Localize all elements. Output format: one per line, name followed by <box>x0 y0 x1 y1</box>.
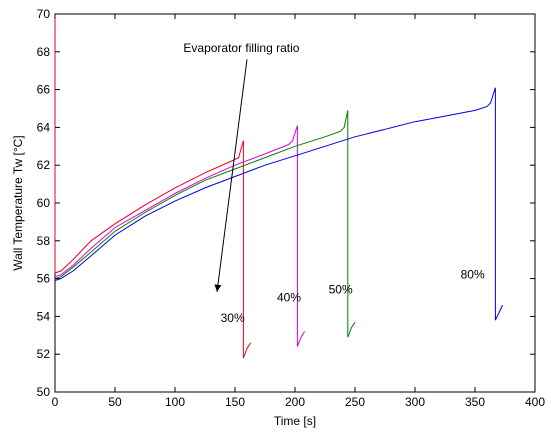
y-tick-label: 52 <box>37 347 51 361</box>
y-tick-label: 54 <box>37 309 51 323</box>
x-tick-label: 200 <box>285 395 305 409</box>
x-axis-label: Time [s] <box>274 414 316 428</box>
x-tick-label: 400 <box>525 395 545 409</box>
annotation-layer: Evaporator filling ratio 30% 40% 50% 80% <box>183 41 485 325</box>
x-tick-label: 50 <box>108 395 122 409</box>
annotation-label: 50% <box>329 283 353 297</box>
y-tick-label: 58 <box>37 234 51 248</box>
y-axis-label: Wall Temperature Tw [°C] <box>11 135 25 270</box>
x-tick-label: 250 <box>345 395 365 409</box>
annotation-arrowhead <box>214 284 222 292</box>
plot-area <box>54 13 536 393</box>
x-tick-label: 150 <box>225 395 245 409</box>
y-tick-label: 62 <box>37 158 51 172</box>
series-line-3 <box>54 110 356 338</box>
y-tick-label: 68 <box>37 45 51 59</box>
y-tick-label: 64 <box>37 120 51 134</box>
y-tick-label: 60 <box>37 196 51 210</box>
series-line-4 <box>54 87 504 321</box>
x-tick-label: 300 <box>405 395 425 409</box>
annotation-label: 30% <box>221 311 245 325</box>
y-tick-label: 50 <box>37 385 51 399</box>
x-tick-label: 100 <box>165 395 185 409</box>
y-tick-label: 56 <box>37 272 51 286</box>
y-tick-label: 66 <box>37 83 51 97</box>
series-line-2 <box>54 125 306 347</box>
axis-layer: 0 50 100 150 200 250 300 350 4005052545658606264… <box>37 7 546 409</box>
x-tick-label: 350 <box>465 395 485 409</box>
y-tick-label: 70 <box>37 7 51 21</box>
x-tick-label: 0 <box>52 395 59 409</box>
annotation-label: 80% <box>461 268 485 282</box>
annotation-label: Evaporator filling ratio <box>183 41 299 55</box>
annotation-label: 40% <box>277 290 301 304</box>
annotation-arrow <box>216 59 248 292</box>
series-layer <box>54 14 504 359</box>
series-line-1 <box>54 14 252 359</box>
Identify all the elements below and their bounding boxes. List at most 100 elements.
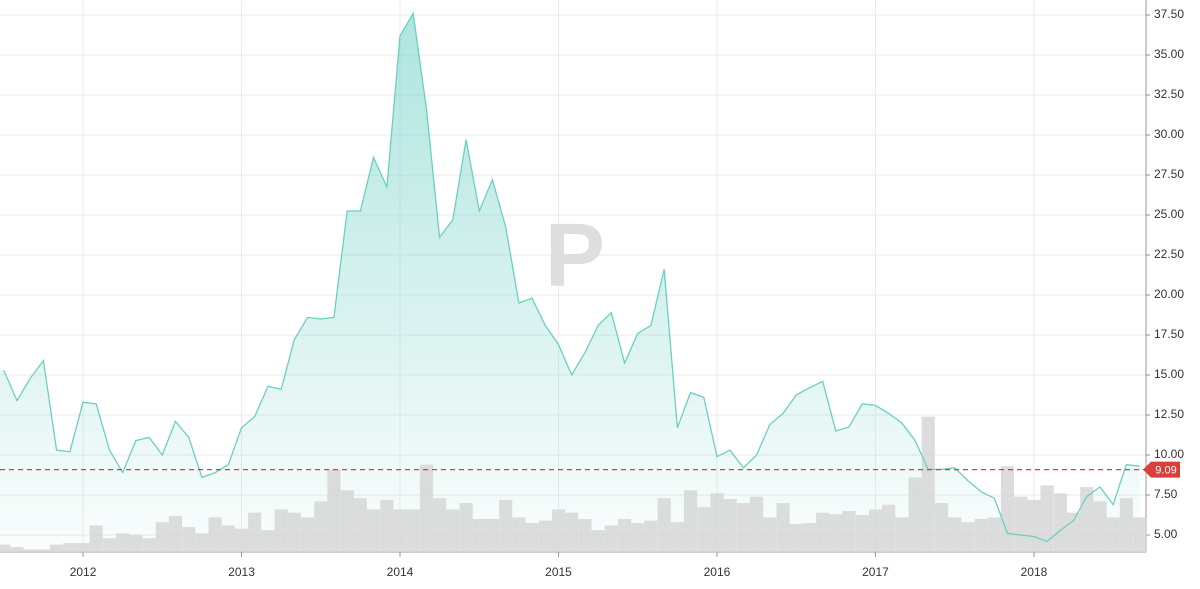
volume-bar	[301, 517, 315, 552]
x-tick-label: 2017	[862, 565, 889, 579]
volume-bar	[234, 528, 249, 552]
x-tick-label: 2013	[228, 565, 255, 579]
plot: 9.09	[0, 11, 1180, 552]
volume-bar	[961, 522, 975, 552]
volume-bar	[1000, 466, 1015, 552]
volume-bar	[1066, 512, 1081, 552]
volume-bar	[76, 543, 90, 552]
volume-bar	[419, 464, 434, 552]
volume-bar	[433, 498, 447, 552]
volume-bar	[736, 503, 751, 552]
volume-bar	[168, 515, 183, 552]
volume-bar	[274, 509, 288, 552]
volume-bar	[116, 533, 130, 552]
volume-bar	[578, 519, 592, 552]
volume-bar	[987, 517, 1001, 552]
volume-bar	[327, 469, 341, 552]
x-tick-label: 2016	[704, 565, 731, 579]
volume-bar	[1093, 501, 1107, 552]
volume-bar	[842, 511, 856, 552]
volume-bar	[340, 490, 354, 552]
volume-bar	[0, 544, 11, 552]
volume-bar	[921, 416, 935, 552]
volume-bar	[683, 490, 698, 552]
volume-bar	[314, 501, 328, 552]
volume-bar	[1027, 499, 1041, 552]
volume-bar	[591, 530, 605, 552]
volume-bar	[631, 523, 645, 552]
y-tick-label: 12.50	[1154, 407, 1184, 421]
volume-bar	[710, 493, 724, 552]
volume-bar	[618, 519, 632, 552]
volume-bar	[895, 517, 909, 552]
y-tick-label: 22.50	[1154, 247, 1184, 261]
volume-bar	[366, 509, 381, 552]
volume-bar	[63, 543, 77, 552]
volume-bar	[353, 498, 367, 552]
volume-bar	[129, 535, 143, 552]
volume-bar	[406, 509, 420, 552]
volume-bar	[697, 507, 711, 552]
volume-bar	[248, 512, 262, 552]
y-tick-label: 30.00	[1154, 127, 1184, 141]
volume-bar	[208, 517, 222, 552]
y-tick-label: 20.00	[1154, 287, 1184, 301]
volume-bar	[1119, 498, 1133, 552]
volume-bar	[657, 498, 671, 552]
volume-bar	[472, 519, 486, 552]
y-tick-label: 27.50	[1154, 167, 1184, 181]
price-line	[3, 11, 1140, 543]
volume-bar	[1040, 485, 1054, 552]
volume-bar	[789, 523, 803, 552]
y-tick-label: 32.50	[1154, 87, 1184, 101]
y-tick-label: 7.50	[1154, 487, 1178, 501]
volume-bar	[934, 503, 949, 552]
volume-bar	[446, 509, 460, 552]
volume-bar	[1014, 496, 1028, 552]
volume-bar	[23, 549, 37, 552]
x-tick-label: 2015	[545, 565, 572, 579]
volume-bar	[948, 517, 962, 552]
volume-bar	[816, 512, 830, 552]
volume-bar	[89, 525, 103, 552]
volume-bar	[380, 499, 394, 552]
volume-bar	[763, 517, 777, 552]
y-tick-label: 35.00	[1154, 47, 1184, 61]
volume-bar	[261, 530, 275, 552]
last-price-badge	[1143, 461, 1180, 478]
volume-bar	[604, 525, 618, 552]
volume-bar	[195, 533, 209, 552]
volume-bar	[670, 522, 684, 552]
y-tick-label: 25.00	[1154, 207, 1184, 221]
volume-bar	[723, 499, 737, 552]
volume-bar	[1133, 517, 1147, 552]
y-tick-label: 15.00	[1154, 367, 1184, 381]
volume-bar	[50, 544, 64, 552]
volume-bar	[485, 519, 499, 552]
volume-bar	[393, 509, 407, 552]
y-tick-label: 37.50	[1154, 7, 1184, 21]
volume-bar	[36, 549, 51, 552]
volume-bar	[908, 477, 922, 552]
volume-bar	[551, 509, 566, 552]
volume-bar	[102, 538, 117, 552]
x-tick-label: 2018	[1021, 565, 1048, 579]
volume-bar	[1053, 493, 1067, 552]
volume-bar	[142, 538, 156, 552]
x-tick-label: 2014	[387, 565, 414, 579]
volume-bar	[182, 527, 196, 552]
watermark: P	[545, 206, 605, 306]
last-price-label: 9.09	[1155, 465, 1176, 477]
volume-bar	[750, 496, 764, 552]
volume-bar	[855, 515, 869, 552]
volume-bar	[829, 514, 843, 552]
volume-bar	[882, 504, 896, 552]
volume-bar	[538, 520, 552, 552]
volume-bar	[776, 503, 790, 552]
volume-bar	[287, 512, 301, 552]
volume-bar	[802, 523, 816, 552]
volume-bar	[499, 499, 513, 552]
volume-bar	[868, 509, 883, 552]
y-tick-label: 5.00	[1154, 527, 1178, 541]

■ Your goal
Please rewrite both records, changing every "x-tick-label" to "x-axis-tick" and keeping everything else the same. Leave the pictures out.

■ Answer to this exercise
Localize all elements. Output format: one per line, name followed by <box>x0 y0 x1 y1</box>.
y-tick-label: 52 <box>37 347 51 361</box>
y-tick-label: 54 <box>37 309 51 323</box>
x-axis-tick: 200 <box>285 395 305 409</box>
x-axis-label: Time [s] <box>274 414 316 428</box>
x-axis-tick: 400 <box>525 395 545 409</box>
annotation-layer: Evaporator filling ratio 30% 40% 50% 80% <box>183 41 485 325</box>
x-axis-tick: 50 <box>108 395 122 409</box>
annotation-label: 50% <box>329 283 353 297</box>
y-tick-label: 58 <box>37 234 51 248</box>
y-axis-label: Wall Temperature Tw [°C] <box>11 135 25 270</box>
x-axis-tick: 250 <box>345 395 365 409</box>
annotation-arrowhead <box>214 284 222 292</box>
plot-area <box>54 13 536 393</box>
x-axis-tick: 150 <box>225 395 245 409</box>
y-tick-label: 62 <box>37 158 51 172</box>
series-line-3 <box>54 110 356 338</box>
y-tick-label: 68 <box>37 45 51 59</box>
y-tick-label: 64 <box>37 120 51 134</box>
y-tick-label: 60 <box>37 196 51 210</box>
series-line-4 <box>54 87 504 321</box>
x-axis-tick: 300 <box>405 395 425 409</box>
annotation-label: 30% <box>221 311 245 325</box>
y-tick-label: 50 <box>37 385 51 399</box>
x-axis-tick: 100 <box>165 395 185 409</box>
y-tick-label: 56 <box>37 272 51 286</box>
y-tick-label: 66 <box>37 83 51 97</box>
series-line-2 <box>54 125 306 347</box>
axis-layer: 0 50 100 150 200 250 300 350 4005052545658606264… <box>37 7 546 409</box>
x-axis-tick: 350 <box>465 395 485 409</box>
y-tick-label: 70 <box>37 7 51 21</box>
x-axis-tick: 0 <box>52 395 59 409</box>
annotation-label: 80% <box>461 268 485 282</box>
annotation-label: Evaporator filling ratio <box>183 41 299 55</box>
annotation-label: 40% <box>277 290 301 304</box>
annotation-arrow <box>216 59 248 292</box>
series-layer <box>54 14 504 359</box>
series-line-1 <box>54 14 252 359</box>
Identify all the elements below and their bounding boxes. List at most 100 elements.
volume-bar	[301, 517, 315, 552]
x-axis-tick: 2017	[862, 565, 889, 579]
volume-bar	[234, 528, 249, 552]
x-axis-tick: 2013	[228, 565, 255, 579]
plot: 9.09	[0, 11, 1180, 552]
volume-bar	[961, 522, 975, 552]
volume-bar	[1000, 466, 1015, 552]
volume-bar	[1066, 512, 1081, 552]
volume-bar	[76, 543, 90, 552]
volume-bar	[419, 464, 434, 552]
volume-bar	[433, 498, 447, 552]
volume-bar	[736, 503, 751, 552]
volume-bar	[168, 515, 183, 552]
volume-bar	[274, 509, 288, 552]
volume-bar	[116, 533, 130, 552]
volume-bar	[578, 519, 592, 552]
volume-bar	[987, 517, 1001, 552]
volume-bar	[327, 469, 341, 552]
x-axis-tick: 2016	[704, 565, 731, 579]
volume-bar	[1093, 501, 1107, 552]
volume-bar	[842, 511, 856, 552]
volume-bar	[340, 490, 354, 552]
volume-bar	[0, 544, 11, 552]
volume-bar	[921, 416, 935, 552]
volume-bar	[683, 490, 698, 552]
volume-bar	[314, 501, 328, 552]
volume-bar	[1027, 499, 1041, 552]
volume-bar	[591, 530, 605, 552]
volume-bar	[631, 523, 645, 552]
y-tick-label: 12.50	[1154, 407, 1184, 421]
volume-bar	[710, 493, 724, 552]
volume-bar	[618, 519, 632, 552]
volume-bar	[895, 517, 909, 552]
y-tick-label: 22.50	[1154, 247, 1184, 261]
volume-bar	[366, 509, 381, 552]
volume-bar	[63, 543, 77, 552]
volume-bar	[353, 498, 367, 552]
volume-bar	[129, 535, 143, 552]
volume-bar	[406, 509, 420, 552]
volume-bar	[697, 507, 711, 552]
volume-bar	[248, 512, 262, 552]
y-tick-label: 30.00	[1154, 127, 1184, 141]
volume-bar	[208, 517, 222, 552]
y-tick-label: 20.00	[1154, 287, 1184, 301]
volume-bar	[1119, 498, 1133, 552]
volume-bar	[657, 498, 671, 552]
volume-bar	[472, 519, 486, 552]
y-tick-label: 27.50	[1154, 167, 1184, 181]
price-line	[3, 11, 1140, 543]
volume-bar	[1040, 485, 1054, 552]
volume-bar	[789, 523, 803, 552]
y-tick-label: 32.50	[1154, 87, 1184, 101]
y-tick-label: 7.50	[1154, 487, 1178, 501]
volume-bar	[934, 503, 949, 552]
volume-bar	[446, 509, 460, 552]
volume-bar	[1014, 496, 1028, 552]
volume-bar	[23, 549, 37, 552]
x-axis-tick: 2015	[545, 565, 572, 579]
volume-bar	[948, 517, 962, 552]
volume-bar	[816, 512, 830, 552]
volume-bar	[89, 525, 103, 552]
volume-bar	[380, 499, 394, 552]
volume-bar	[763, 517, 777, 552]
y-tick-label: 35.00	[1154, 47, 1184, 61]
volume-bar	[261, 530, 275, 552]
last-price-badge	[1143, 461, 1180, 478]
volume-bar	[604, 525, 618, 552]
volume-bar	[195, 533, 209, 552]
volume-bar	[670, 522, 684, 552]
y-tick-label: 25.00	[1154, 207, 1184, 221]
volume-bar	[723, 499, 737, 552]
volume-bar	[1133, 517, 1147, 552]
y-tick-label: 15.00	[1154, 367, 1184, 381]
volume-bar	[50, 544, 64, 552]
volume-bar	[485, 519, 499, 552]
volume-bar	[393, 509, 407, 552]
y-tick-label: 37.50	[1154, 7, 1184, 21]
volume-bar	[36, 549, 51, 552]
volume-bar	[908, 477, 922, 552]
volume-bar	[551, 509, 566, 552]
volume-bar	[102, 538, 117, 552]
x-axis-tick: 2018	[1021, 565, 1048, 579]
volume-bar	[1053, 493, 1067, 552]
volume-bar	[142, 538, 156, 552]
x-axis-tick: 2014	[387, 565, 414, 579]
volume-bar	[182, 527, 196, 552]
watermark: P	[545, 206, 605, 306]
last-price-label: 9.09	[1155, 465, 1176, 477]
volume-bar	[750, 496, 764, 552]
volume-bar	[855, 515, 869, 552]
volume-bar	[829, 514, 843, 552]
volume-bar	[882, 504, 896, 552]
volume-bar	[538, 520, 552, 552]
volume-bar	[776, 503, 790, 552]
volume-bar	[287, 512, 301, 552]
volume-bar	[802, 523, 816, 552]
volume-bar	[499, 499, 513, 552]
volume-bar	[868, 509, 883, 552]
y-tick-label: 5.00	[1154, 527, 1178, 541]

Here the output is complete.